TASK PROMPT: Word for word, retype every entry in the listing.

--- --- ---

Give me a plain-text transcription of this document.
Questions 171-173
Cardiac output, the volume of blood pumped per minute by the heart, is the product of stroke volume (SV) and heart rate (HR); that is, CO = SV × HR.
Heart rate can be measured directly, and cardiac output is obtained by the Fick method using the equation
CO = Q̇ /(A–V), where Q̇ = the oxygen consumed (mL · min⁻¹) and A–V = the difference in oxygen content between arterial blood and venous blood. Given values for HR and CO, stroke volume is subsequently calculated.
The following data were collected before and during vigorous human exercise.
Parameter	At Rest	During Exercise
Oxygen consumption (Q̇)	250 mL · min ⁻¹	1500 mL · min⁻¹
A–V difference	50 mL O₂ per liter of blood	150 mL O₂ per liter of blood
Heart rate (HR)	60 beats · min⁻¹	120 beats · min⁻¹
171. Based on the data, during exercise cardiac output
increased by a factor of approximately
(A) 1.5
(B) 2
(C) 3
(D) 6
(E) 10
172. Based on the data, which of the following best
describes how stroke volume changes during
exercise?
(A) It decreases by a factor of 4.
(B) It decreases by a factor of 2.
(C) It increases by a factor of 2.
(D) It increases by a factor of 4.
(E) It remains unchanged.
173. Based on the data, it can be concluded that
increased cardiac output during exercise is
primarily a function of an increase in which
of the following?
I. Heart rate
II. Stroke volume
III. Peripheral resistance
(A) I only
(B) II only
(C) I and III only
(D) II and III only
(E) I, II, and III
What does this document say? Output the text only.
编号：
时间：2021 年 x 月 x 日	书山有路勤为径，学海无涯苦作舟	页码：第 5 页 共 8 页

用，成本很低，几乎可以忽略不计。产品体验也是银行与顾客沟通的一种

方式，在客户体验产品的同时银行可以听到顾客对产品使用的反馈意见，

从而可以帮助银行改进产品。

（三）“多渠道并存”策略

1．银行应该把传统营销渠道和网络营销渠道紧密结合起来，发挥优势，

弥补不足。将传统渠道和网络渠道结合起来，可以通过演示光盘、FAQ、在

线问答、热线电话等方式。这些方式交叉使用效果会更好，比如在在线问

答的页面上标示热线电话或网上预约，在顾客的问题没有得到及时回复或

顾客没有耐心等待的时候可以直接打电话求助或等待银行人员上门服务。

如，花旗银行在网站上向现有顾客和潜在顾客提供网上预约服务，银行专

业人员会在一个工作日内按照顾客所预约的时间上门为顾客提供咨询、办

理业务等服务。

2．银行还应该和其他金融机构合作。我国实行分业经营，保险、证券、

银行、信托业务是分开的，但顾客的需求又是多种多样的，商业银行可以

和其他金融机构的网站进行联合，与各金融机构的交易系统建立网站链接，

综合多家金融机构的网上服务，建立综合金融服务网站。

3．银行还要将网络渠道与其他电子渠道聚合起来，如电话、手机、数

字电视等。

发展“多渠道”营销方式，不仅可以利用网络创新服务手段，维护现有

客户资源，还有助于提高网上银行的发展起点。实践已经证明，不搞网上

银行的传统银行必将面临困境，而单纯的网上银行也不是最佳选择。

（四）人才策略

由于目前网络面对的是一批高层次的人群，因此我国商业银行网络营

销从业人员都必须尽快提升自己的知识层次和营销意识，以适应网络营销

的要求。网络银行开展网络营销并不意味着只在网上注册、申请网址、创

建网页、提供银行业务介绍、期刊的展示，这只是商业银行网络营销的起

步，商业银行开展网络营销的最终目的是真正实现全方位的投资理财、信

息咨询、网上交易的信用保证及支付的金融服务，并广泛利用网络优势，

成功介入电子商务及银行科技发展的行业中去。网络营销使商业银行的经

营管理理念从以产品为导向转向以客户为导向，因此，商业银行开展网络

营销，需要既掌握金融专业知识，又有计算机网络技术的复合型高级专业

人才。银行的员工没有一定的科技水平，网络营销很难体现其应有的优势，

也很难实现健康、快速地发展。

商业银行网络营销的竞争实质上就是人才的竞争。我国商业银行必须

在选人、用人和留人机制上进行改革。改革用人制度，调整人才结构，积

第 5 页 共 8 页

--- --- ---

FINAL RESULT:
Give me a plain-text transcription of this document.
Questions 171-173
Cardiac output, the volume of blood pumped per minute by the heart, is the product of stroke volume (SV) and heart rate (HR); that is, CO = SV × HR.
Heart rate can be measured directly, and cardiac output is obtained by the Fick method using the equation
CO = Q̇ /(A–V), where Q̇ = the oxygen consumed (mL · min⁻¹) and A–V = the difference in oxygen content between arterial blood and venous blood. Given values for HR and CO, stroke volume is subsequently calculated.
The following data were collected before and during vigorous human exercise.
Parameter	At Rest	During Exercise
Oxygen consumption (Q̇)	250 mL · min ⁻¹	1500 mL · min⁻¹
A–V difference	50 mL O₂ per liter of blood	150 mL O₂ per liter of blood
Heart rate (HR)	60 beats · min⁻¹	120 beats · min⁻¹
171. Based on the data, during exercise cardiac output
increased by a factor of approximately
(A) 1.5
(B) 2
(C) 3
(D) 6
(E) 10
172. Based on the data, which of the following best
describes how stroke volume changes during
exercise?
(A) It decreases by a factor of 4.
(B) It decreases by a factor of 2.
(C) It increases by a factor of 2.
(D) It increases by a factor of 4.
(E) It remains unchanged.
173. Based on the data, it can be concluded that
increased cardiac output during exercise is
primarily a function of an increase in which
of the following?
I. Heart rate
II. Stroke volume
III. Peripheral resistance
(A) I only
(B) II only
(C) I and III only
(D) II and III only
(E) I, II, and III
What does this document say? Output the text only.
编号：
时间：2021 年 x 月 x 日	书山有路勤为径，学海无涯苦作舟	页码：第 5 页 共 8 页

用，成本很低，几乎可以忽略不计。产品体验也是银行与顾客沟通的一种

方式，在客户体验产品的同时银行可以听到顾客对产品使用的反馈意见，

从而可以帮助银行改进产品。

（三）“多渠道并存”策略

1．银行应该把传统营销渠道和网络营销渠道紧密结合起来，发挥优势，

弥补不足。将传统渠道和网络渠道结合起来，可以通过演示光盘、FAQ、在

线问答、热线电话等方式。这些方式交叉使用效果会更好，比如在在线问

答的页面上标示热线电话或网上预约，在顾客的问题没有得到及时回复或

顾客没有耐心等待的时候可以直接打电话求助或等待银行人员上门服务。

如，花旗银行在网站上向现有顾客和潜在顾客提供网上预约服务，银行专

业人员会在一个工作日内按照顾客所预约的时间上门为顾客提供咨询、办

理业务等服务。

2．银行还应该和其他金融机构合作。我国实行分业经营，保险、证券、

银行、信托业务是分开的，但顾客的需求又是多种多样的，商业银行可以

和其他金融机构的网站进行联合，与各金融机构的交易系统建立网站链接，

综合多家金融机构的网上服务，建立综合金融服务网站。

3．银行还要将网络渠道与其他电子渠道聚合起来，如电话、手机、数

字电视等。

发展“多渠道”营销方式，不仅可以利用网络创新服务手段，维护现有

客户资源，还有助于提高网上银行的发展起点。实践已经证明，不搞网上

银行的传统银行必将面临困境，而单纯的网上银行也不是最佳选择。

（四）人才策略

由于目前网络面对的是一批高层次的人群，因此我国商业银行网络营

销从业人员都必须尽快提升自己的知识层次和营销意识，以适应网络营销

的要求。网络银行开展网络营销并不意味着只在网上注册、申请网址、创

建网页、提供银行业务介绍、期刊的展示，这只是商业银行网络营销的起

步，商业银行开展网络营销的最终目的是真正实现全方位的投资理财、信

息咨询、网上交易的信用保证及支付的金融服务，并广泛利用网络优势，

成功介入电子商务及银行科技发展的行业中去。网络营销使商业银行的经

营管理理念从以产品为导向转向以客户为导向，因此，商业银行开展网络

营销，需要既掌握金融专业知识，又有计算机网络技术的复合型高级专业

人才。银行的员工没有一定的科技水平，网络营销很难体现其应有的优势，

也很难实现健康、快速地发展。

商业银行网络营销的竞争实质上就是人才的竞争。我国商业银行必须

在选人、用人和留人机制上进行改革。改革用人制度，调整人才结构，积

第 5 页 共 8 页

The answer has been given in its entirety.